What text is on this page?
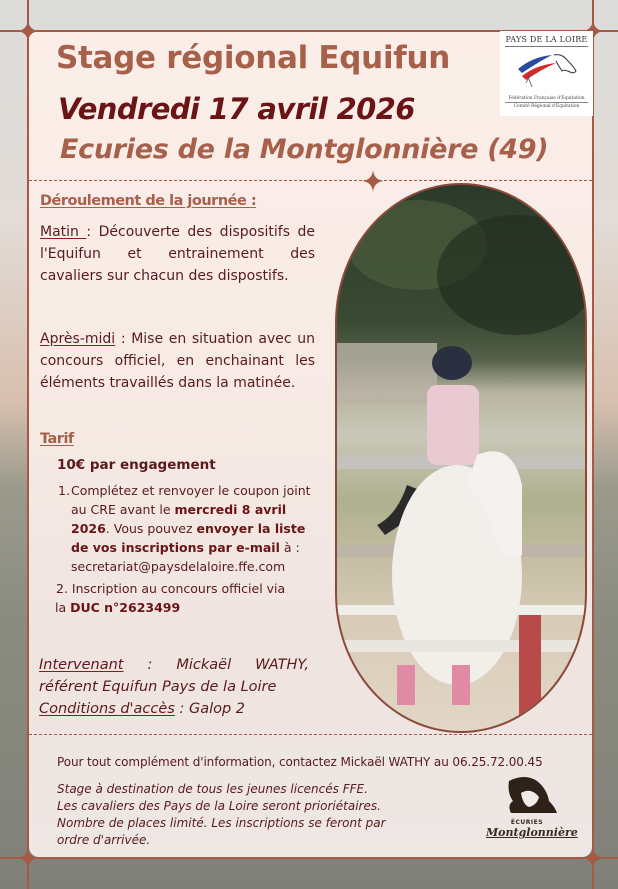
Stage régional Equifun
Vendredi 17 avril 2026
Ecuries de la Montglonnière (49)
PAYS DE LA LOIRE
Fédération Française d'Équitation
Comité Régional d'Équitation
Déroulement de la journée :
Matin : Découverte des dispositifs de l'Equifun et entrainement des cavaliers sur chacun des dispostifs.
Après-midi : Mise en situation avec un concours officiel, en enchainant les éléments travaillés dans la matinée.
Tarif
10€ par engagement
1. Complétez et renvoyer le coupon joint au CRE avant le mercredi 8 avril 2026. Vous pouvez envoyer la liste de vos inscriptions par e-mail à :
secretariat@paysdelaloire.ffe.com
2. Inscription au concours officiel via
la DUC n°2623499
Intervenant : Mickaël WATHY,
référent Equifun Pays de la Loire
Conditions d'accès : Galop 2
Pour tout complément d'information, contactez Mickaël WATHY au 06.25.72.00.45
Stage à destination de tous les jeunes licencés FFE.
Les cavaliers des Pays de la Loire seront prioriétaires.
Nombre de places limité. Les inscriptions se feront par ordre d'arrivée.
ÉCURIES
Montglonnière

:::

● STATED EXERCISE
Where a line holds the string "officiel", copy that line.

● SOLVED EXERCISE
Après-midi : Mise en situation avec un concours officiel, en enchainant les éléments travaillés dans la matinée.
2. Inscription au concours officiel via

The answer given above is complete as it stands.